WHAT YOU HAVE TO DO:
Reproduce the entries below in full, word for word.

RECORDS SUPPLIED:

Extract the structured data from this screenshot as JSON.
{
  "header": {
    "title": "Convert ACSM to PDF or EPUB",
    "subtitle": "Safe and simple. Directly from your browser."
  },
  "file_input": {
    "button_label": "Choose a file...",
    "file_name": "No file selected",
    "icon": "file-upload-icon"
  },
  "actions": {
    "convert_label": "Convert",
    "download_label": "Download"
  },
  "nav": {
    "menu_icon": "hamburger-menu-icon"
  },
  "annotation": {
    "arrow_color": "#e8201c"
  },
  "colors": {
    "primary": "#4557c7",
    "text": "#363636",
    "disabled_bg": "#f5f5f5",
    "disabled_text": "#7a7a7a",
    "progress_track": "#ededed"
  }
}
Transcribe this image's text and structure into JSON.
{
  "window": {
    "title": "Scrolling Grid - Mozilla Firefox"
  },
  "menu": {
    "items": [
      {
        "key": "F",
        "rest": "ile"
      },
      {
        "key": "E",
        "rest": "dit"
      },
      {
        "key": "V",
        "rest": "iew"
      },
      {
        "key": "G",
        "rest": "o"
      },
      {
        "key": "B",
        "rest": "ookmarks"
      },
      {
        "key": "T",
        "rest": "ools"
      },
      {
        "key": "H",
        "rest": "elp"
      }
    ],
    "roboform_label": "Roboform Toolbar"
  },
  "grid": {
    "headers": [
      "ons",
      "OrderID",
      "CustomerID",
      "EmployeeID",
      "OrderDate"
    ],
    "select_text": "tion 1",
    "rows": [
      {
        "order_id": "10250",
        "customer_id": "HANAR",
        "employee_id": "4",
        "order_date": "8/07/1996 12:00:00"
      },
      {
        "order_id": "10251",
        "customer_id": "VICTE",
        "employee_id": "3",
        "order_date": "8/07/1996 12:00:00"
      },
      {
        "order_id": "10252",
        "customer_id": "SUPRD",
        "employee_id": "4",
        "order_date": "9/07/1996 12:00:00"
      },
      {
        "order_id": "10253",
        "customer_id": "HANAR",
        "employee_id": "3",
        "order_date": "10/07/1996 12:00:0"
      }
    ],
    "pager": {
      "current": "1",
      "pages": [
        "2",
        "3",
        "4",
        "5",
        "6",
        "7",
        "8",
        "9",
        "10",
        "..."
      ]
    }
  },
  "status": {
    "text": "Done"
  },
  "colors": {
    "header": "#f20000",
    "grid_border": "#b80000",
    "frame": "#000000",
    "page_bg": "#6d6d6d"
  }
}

CORRECT ANSWER:
Extract the structured data from this screenshot as JSON.
{
  "header": {
    "title": "Convert ACSM to PDF or EPUB",
    "subtitle": "Safe and simple. Directly from your browser."
  },
  "file_input": {
    "button_label": "Choose a file...",
    "file_name": "No file selected",
    "icon": "file-upload-icon"
  },
  "actions": {
    "convert_label": "Convert",
    "download_label": "Download"
  },
  "nav": {
    "menu_icon": "hamburger-menu-icon"
  },
  "annotation": {
    "arrow_color": "#e8201c"
  },
  "colors": {
    "primary": "#4557c7",
    "text": "#363636",
    "disabled_bg": "#f5f5f5",
    "disabled_text": "#7a7a7a",
    "progress_track": "#ededed"
  }
}
Transcribe this image's text and structure into JSON.
{
  "window": {
    "title": "Scrolling Grid - Mozilla Firefox"
  },
  "menu": {
    "items": [
      {
        "key": "F",
        "rest": "ile"
      },
      {
        "key": "E",
        "rest": "dit"
      },
      {
        "key": "V",
        "rest": "iew"
      },
      {
        "key": "G",
        "rest": "o"
      },
      {
        "key": "B",
        "rest": "ookmarks"
      },
      {
        "key": "T",
        "rest": "ools"
      },
      {
        "key": "H",
        "rest": "elp"
      }
    ],
    "roboform_label": "Roboform Toolbar"
  },
  "grid": {
    "headers": [
      "ons",
      "OrderID",
      "CustomerID",
      "EmployeeID",
      "OrderDate"
    ],
    "select_text": "tion 1",
    "rows": [
      {
        "order_id": "10250",
        "customer_id": "HANAR",
        "employee_id": "4",
        "order_date": "8/07/1996 12:00:00"
      },
      {
        "order_id": "10251",
        "customer_id": "VICTE",
        "employee_id": "3",
        "order_date": "8/07/1996 12:00:00"
      },
      {
        "order_id": "10252",
        "customer_id": "SUPRD",
        "employee_id": "4",
        "order_date": "9/07/1996 12:00:00"
      },
      {
        "order_id": "10253",
        "customer_id": "HANAR",
        "employee_id": "3",
        "order_date": "10/07/1996 12:00:0"
      }
    ],
    "pager": {
      "current": "1",
      "pages": [
        "2",
        "3",
        "4",
        "5",
        "6",
        "7",
        "8",
        "9",
        "10",
        "..."
      ]
    }
  },
  "status": {
    "text": "Done"
  },
  "colors": {
    "header": "#f20000",
    "grid_border": "#b80000",
    "frame": "#000000",
    "page_bg": "#6d6d6d"
  }
}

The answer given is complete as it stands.